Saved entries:
start

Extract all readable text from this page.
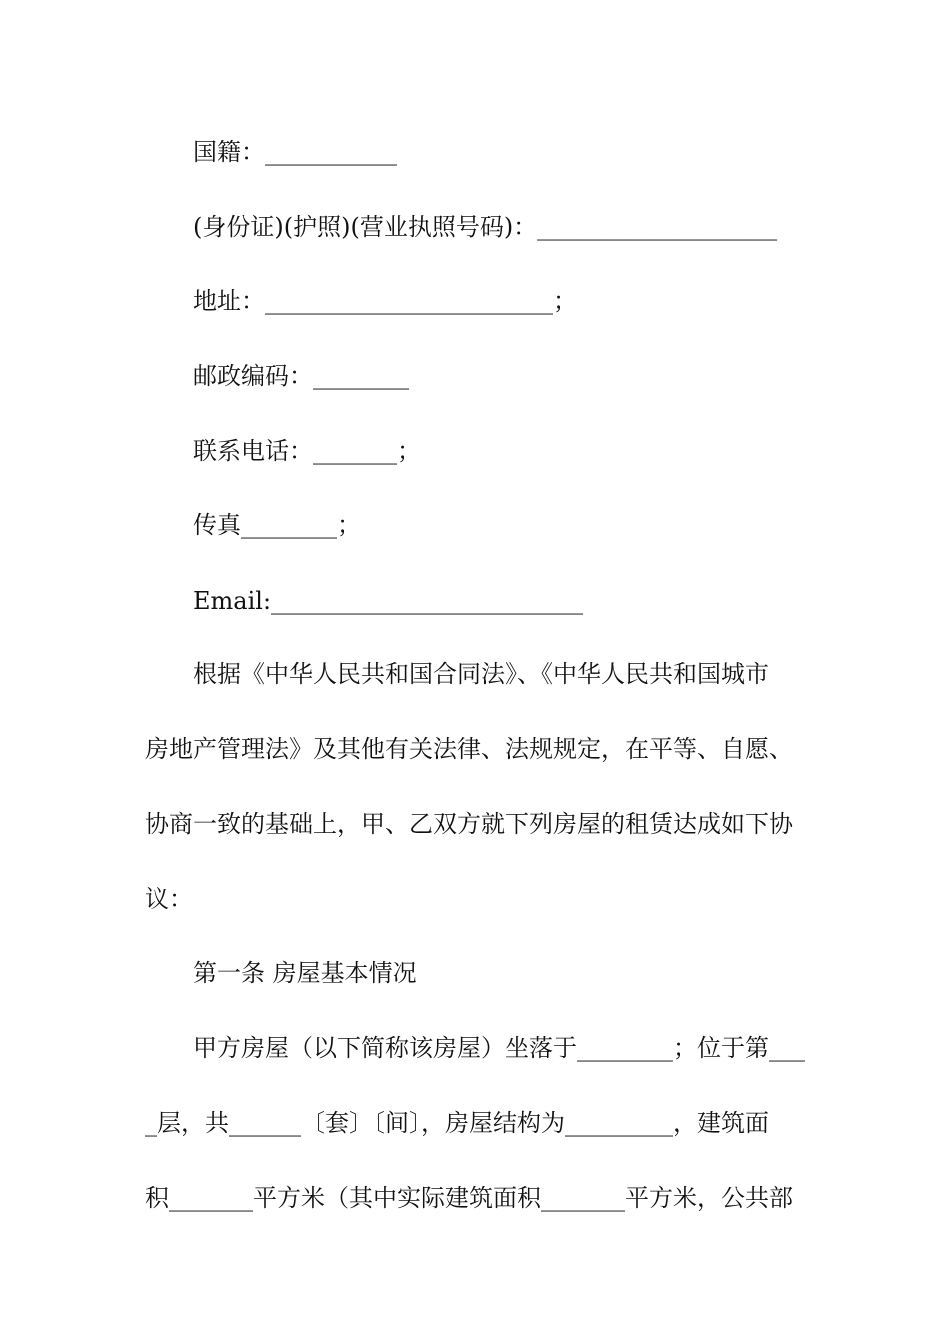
国籍：___________
(身份证)(护照)(营业执照号码)：____________________
地址：________________________；
邮政编码：________
联系电话：_______；
传真________；
Email:__________________________
根据《中华人民共和国合同法》、《中华人民共和国城市
房地产管理法》及其他有关法律、法规规定，在平等、自愿、
协商一致的基础上，甲、乙双方就下列房屋的租赁达成如下协
议：
第一条 房屋基本情况
甲方房屋（以下简称该房屋）坐落于________；位于第___
_层，共______〔套〕〔间〕，房屋结构为_________，建筑面
积_______平方米（其中实际建筑面积_______平方米，公共部
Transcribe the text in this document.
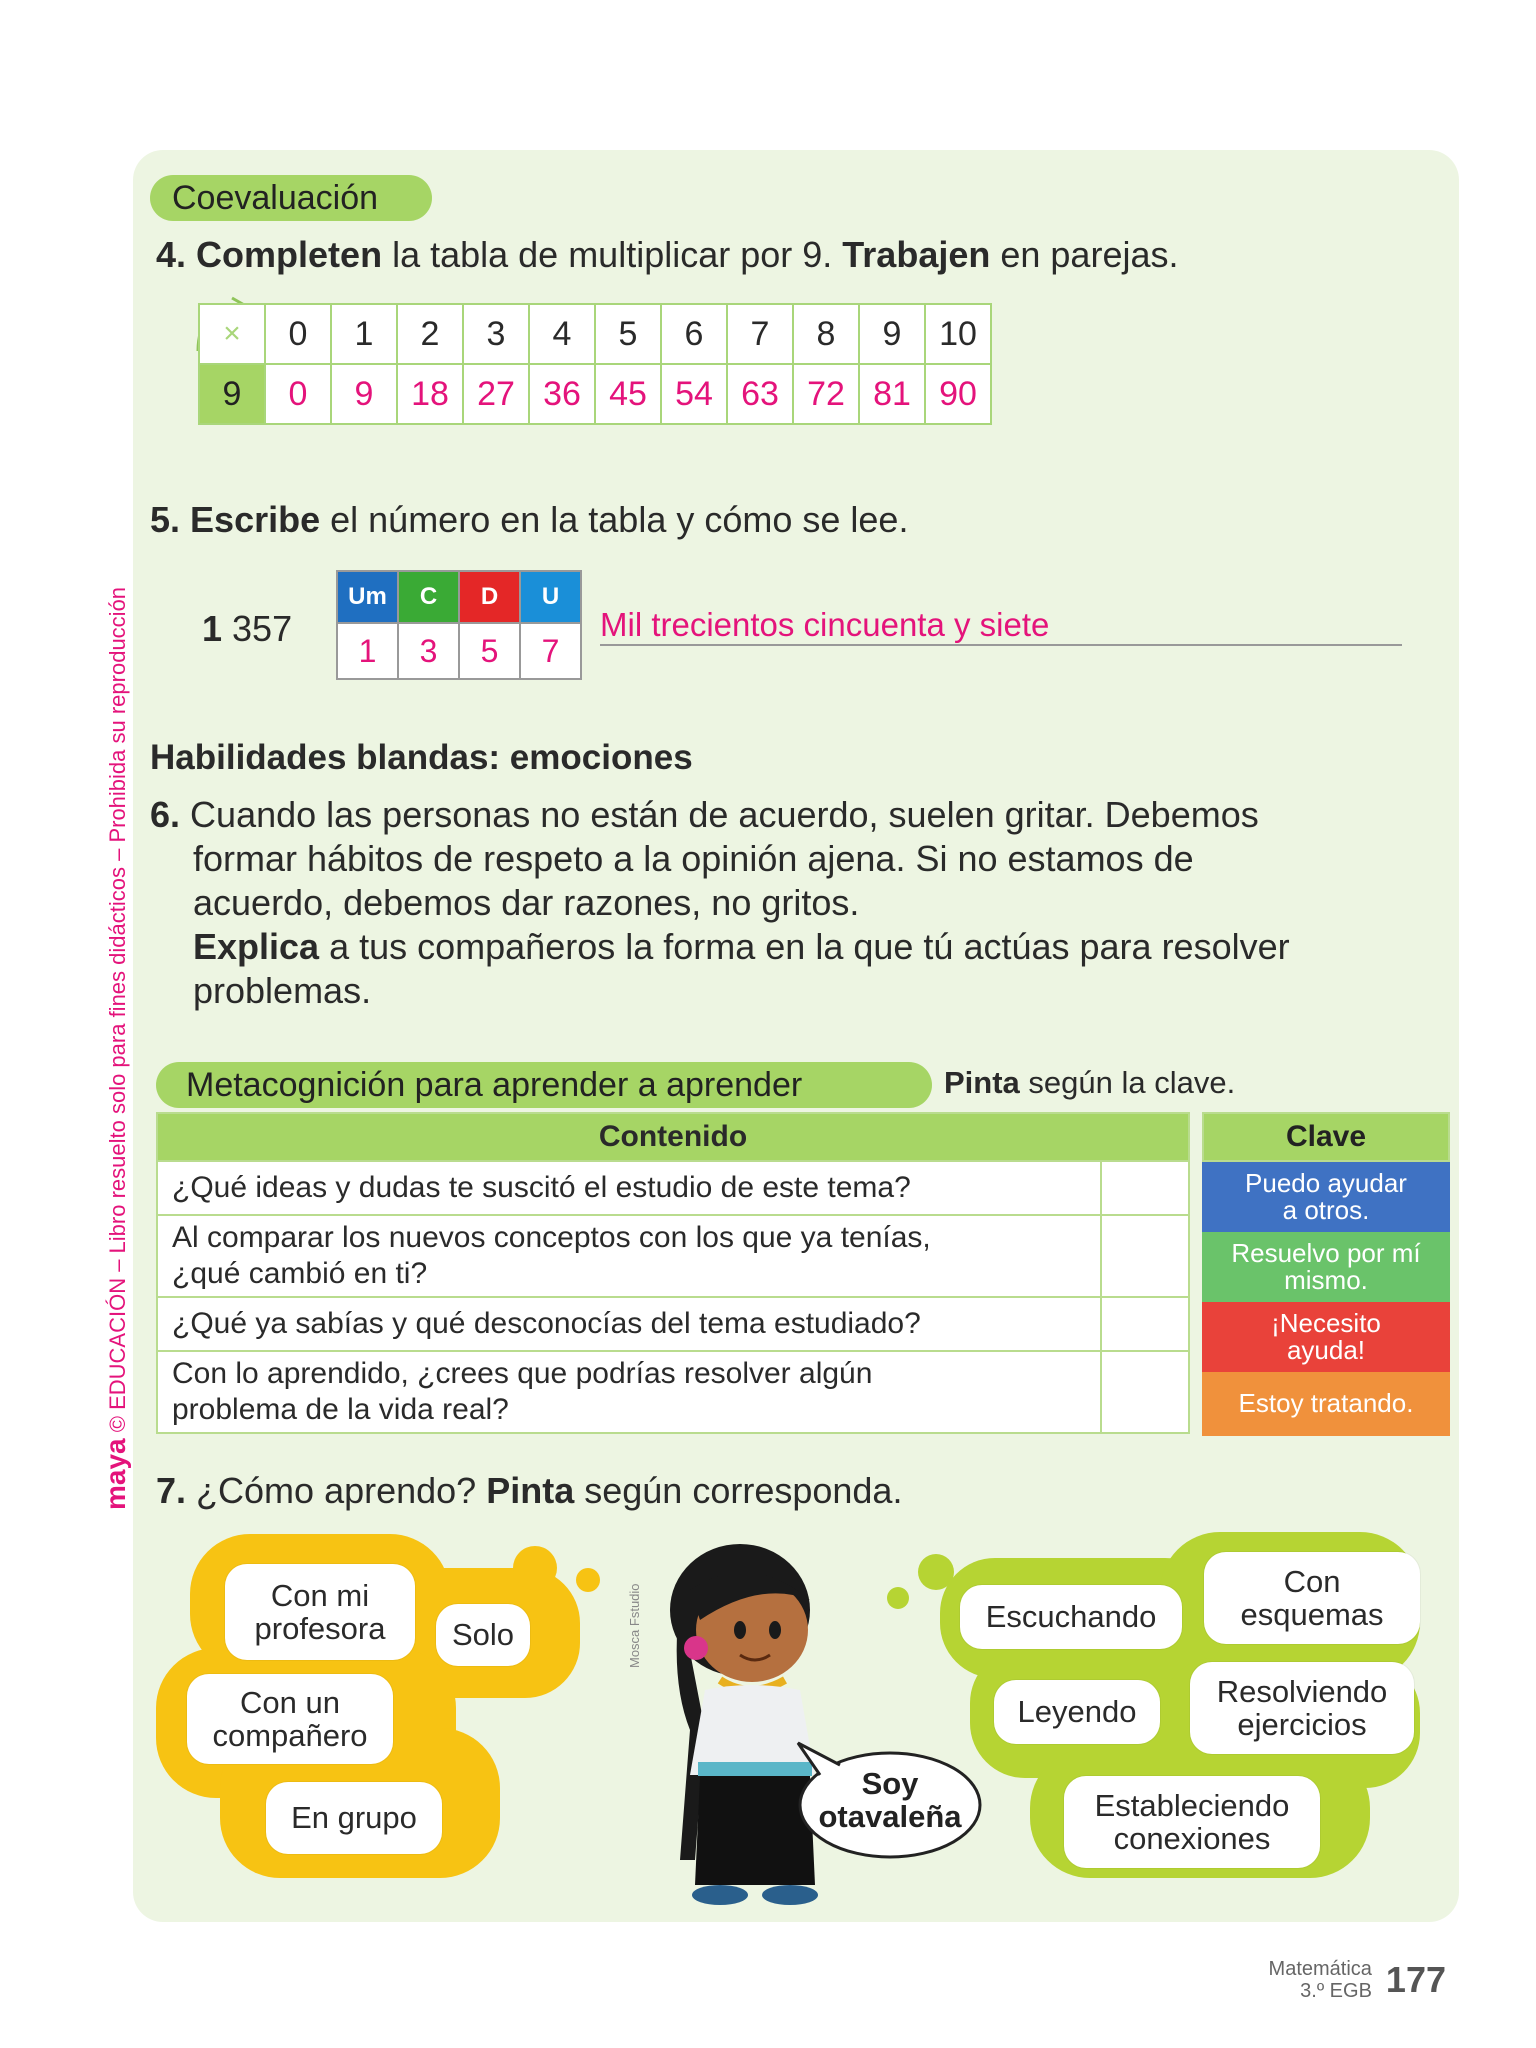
maya © EDUCACIÓN – Libro resuelto solo para fines didácticos – Prohibida su reproducción
Coevaluación
4. Completen la tabla de multiplicar por 9. Trabajen en parejas.
×	0	1	2	3	4	5	6	7	8	9	10
9	0	9	18	27	36	45	54	63	72	81	90
5. Escribe el número en la tabla y cómo se lee.
1 357
Um	C	D	U
1	3	5	7
Mil trecientos cincuenta y siete
Habilidades blandas: emociones
6. Cuando las personas no están de acuerdo, suelen gritar. Debemos
formar hábitos de respeto a la opinión ajena. Si no estamos de
acuerdo, debemos dar razones, no gritos.
Explica a tus compañeros la forma en la que tú actúas para resolver
problemas.
Metacognición para aprender a aprender	Pinta según la clave.
Contenido	

¿Qué ideas y dudas te suscitó el estudio de este tema?	

Al comparar los nuevos conceptos con los que ya tenías,
¿qué cambió en ti?	

¿Qué ya sabías y qué desconocías del tema estudiado?	

Con lo aprendido, ¿crees que podrías resolver algún
problema de la vida real?	

Clave
Puedo ayudar
a otros.
Resuelvo por mí
mismo.
¡Necesito
ayuda!
Estoy tratando.
7. ¿Cómo aprendo? Pinta según corresponda.
Con mi
profesora Solo
Con un
compañero
En grupo
Escuchando
Con
esquemas
Leyendo
Resolviendo
ejercicios
Estableciendo
conexiones
Soy
otavaleña
Mosca Fstudio
Matemática
3.º EGB 177
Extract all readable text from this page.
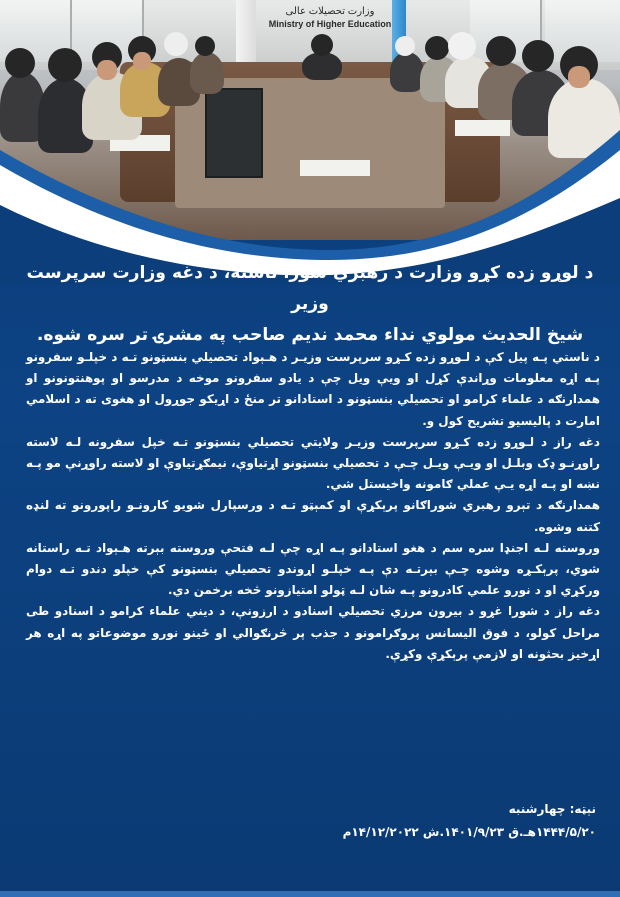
وزارت تحصیلات عالی
Ministry of Higher Education
د لوړو زده کړو وزارت د رهبري شورا ناسته، د دغه وزارت سرپرست وزیر
شیخ الحدیث مولوي نداء محمد ندیم صاحب په مشرۍ تر سره شوه.

د ناستي پـه پیل کې د لـوړو زده کـړو سرپرست وزیـر د هـېواد تحصیلي بنسټونو تـه د خپلـو سفرونو پـه اړه معلومات وړاندې کړل او ویې ویل چې د یادو سفرونو موخه د مدرسو او پوهنتونونو او همدارنګه د علماء کرامو او تحصیلي بنسټونو د استادانو تر منځ د اړیکو جوړول او هغوی ته د اسلامي امارت د پالیسیو تشریح کول و.

دغه راز د لـوړو زده کـړو سرپرست وزیـر ولایتي تحصیلي بنسټونو تـه خپل سفرونه لـه لاسته راوړنـو ډک وبلـل او ویـې ویـل چـې د تحصیلي بنسټونو اړتیاوې، نیمګړتیاوې او لاسته راوړنې مو پـه نښه او پـه اړه یـې عملي ګامونه واخیستل شي.

همدارنګه د تېرو رهبري شوراګانو پرېکړې او کمېټو تـه د ورسپارل شویو کارونـو راپورونو ته لنډه کتنه وشوه.

وروسته لـه اجنډا سره سم د هغو استادانو پـه اړه چې لـه فتحې وروسته بېرته هـېواد تـه راستانه شوي، پرېکـړه وشوه چـې بېرتـه دې پـه خپلـو اړوندو تحصیلي بنسټونو کې خپلو دندو تـه دوام ورکړي او د نورو علمي کادرونو پـه شان لـه ټولو امتیازونو څخه برخمن دي.

دغه راز د شورا غړو د بیرون مرزي تحصیلي اسنادو د ارزونې، د دیني علماء کرامو د اسنادو طی مراحل کولو، د فوق الیسانس پروګرامونو د جذب پر څرنګوالي او ځینو نورو موضوعاتو په اړه هر اړخیز بحثونه او لازمې پرېکړې وکړې.

نېټه: چهارشنبه

۱۴۴۴/۵/۲۰هـ.ق ۱۴۰۱/۹/۲۳.ش ۱۴/۱۲/۲۰۲۲م
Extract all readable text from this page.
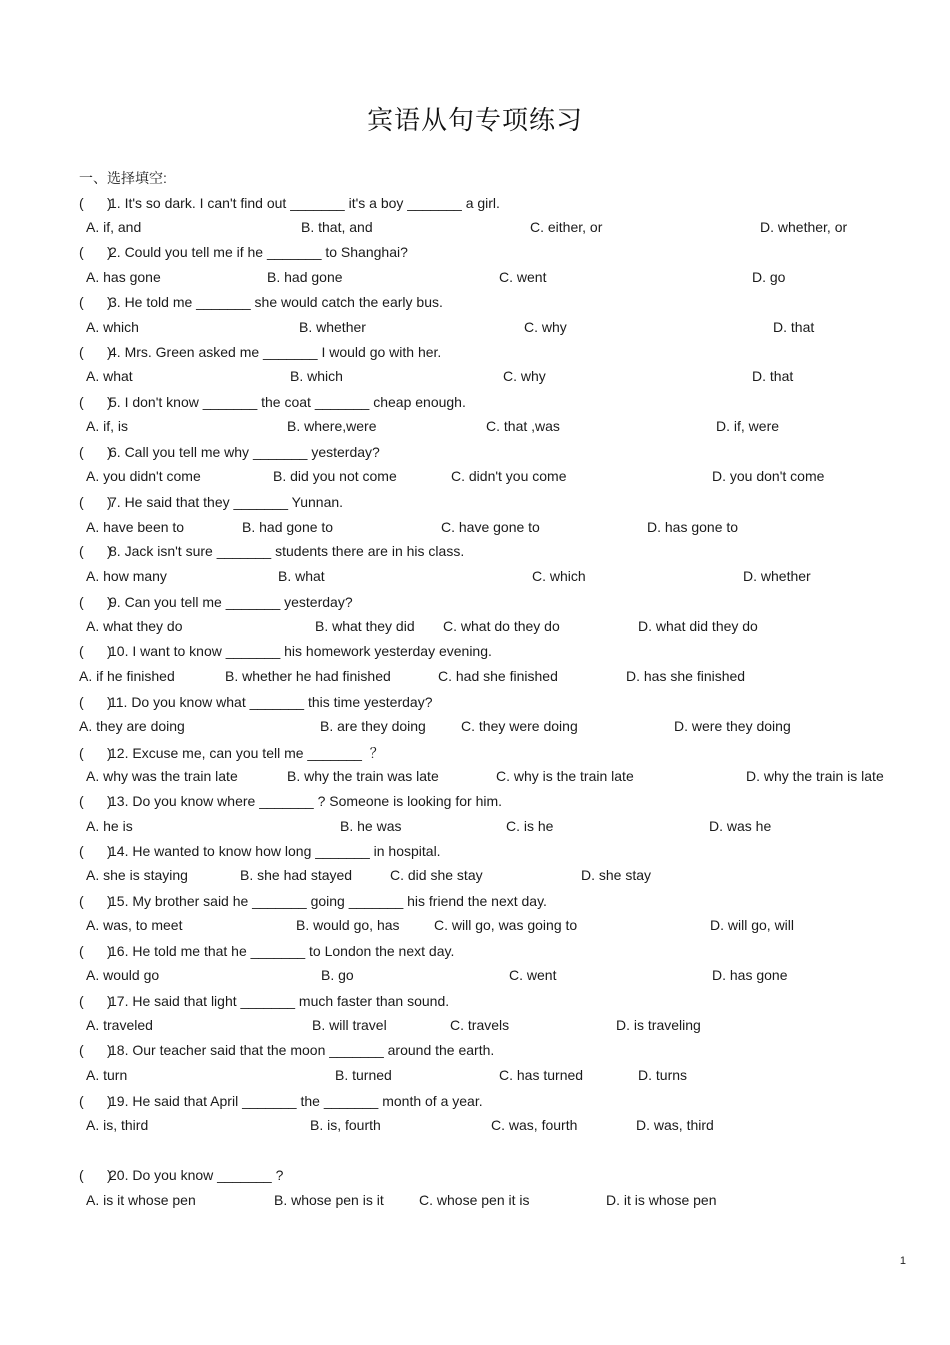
宾语从句专项练习
一、选择填空:
(      )1. It's so dark. I can't find out _______ it's a boy _______ a girl.
A. if, and	B. that, and	C. either, or	D. whether, or
(      )2. Could you tell me if he _______ to Shanghai?
A. has gone	B. had gone	C. went	D. go
(      )3. He told me _______ she would catch the early bus.
A. which	B. whether	C. why	D. that
(      )4. Mrs. Green asked me _______ I would go with her.
A. what	B. which	C. why	D. that
(      )5. I don't know _______ the coat _______ cheap enough.
A. if, is	B. where,were	C. that ,was	D. if, were
(      )6. Call you tell me why _______ yesterday?
A. you didn't come	B. did you not come	C. didn't you come	D. you don't come
(      )7. He said that they _______ Yunnan.
A. have been to	B. had gone to	C. have gone to	D. has gone to
(      )8. Jack isn't sure _______ students there are in his class.
A. how many	B. what	C. which	D. whether
(      )9. Can you tell me _______ yesterday?
A. what they do	B. what they did C. what do they do	D. what did they do
(      )10. I want to know _______ his homework yesterday evening.
A. if he finished	B. whether he had finished	C. had she finished	D. has she finished
(      )11. Do you know what _______ this time yesterday?
A. they are doing	B. are they doing	C. they were doing	D. were they doing
(      )12. Excuse me, can you tell me _______  ？
A. why was the train late	B. why the train was late	C. why is the train late	D. why the train is late
(      )13. Do you know where _______ ? Someone is looking for him.
A. he is	B. he was	C. is he	D. was he
(      )14. He wanted to know how long _______ in hospital.
A. she is staying	B. she had stayed	C. did she stay	D. she stay
(      )15. My brother said he _______ going _______ his friend the next day.
A. was, to meet	B. would go, has C. will go, was going to	D. will go, will
(      )16. He told me that he _______ to London the next day.
A. would go	B. go	C. went	D. has gone
(      )17. He said that light _______ much faster than sound.
A. traveled	B. will travel	C. travels	D. is traveling
(      )18. Our teacher said that the moon _______ around the earth.
A. turn	B. turned	C. has turned	D. turns
(      )19. He said that April _______ the _______ month of a year.
A. is, third	B. is, fourth	C. was, fourth	D. was, third
(      )20. Do you know _______ ?
A. is it whose pen	B. whose pen is it	C. whose pen it is	D. it is whose pen
1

end

For the listing above, identify each line bearing "what".

A. what	B. which	C. why	D. that
A. how many	B. what	C. which	D. whether
A. what they do	B. what they did C. what do they do	D. what did they do
(      )11. Do you know what _______ this time yesterday?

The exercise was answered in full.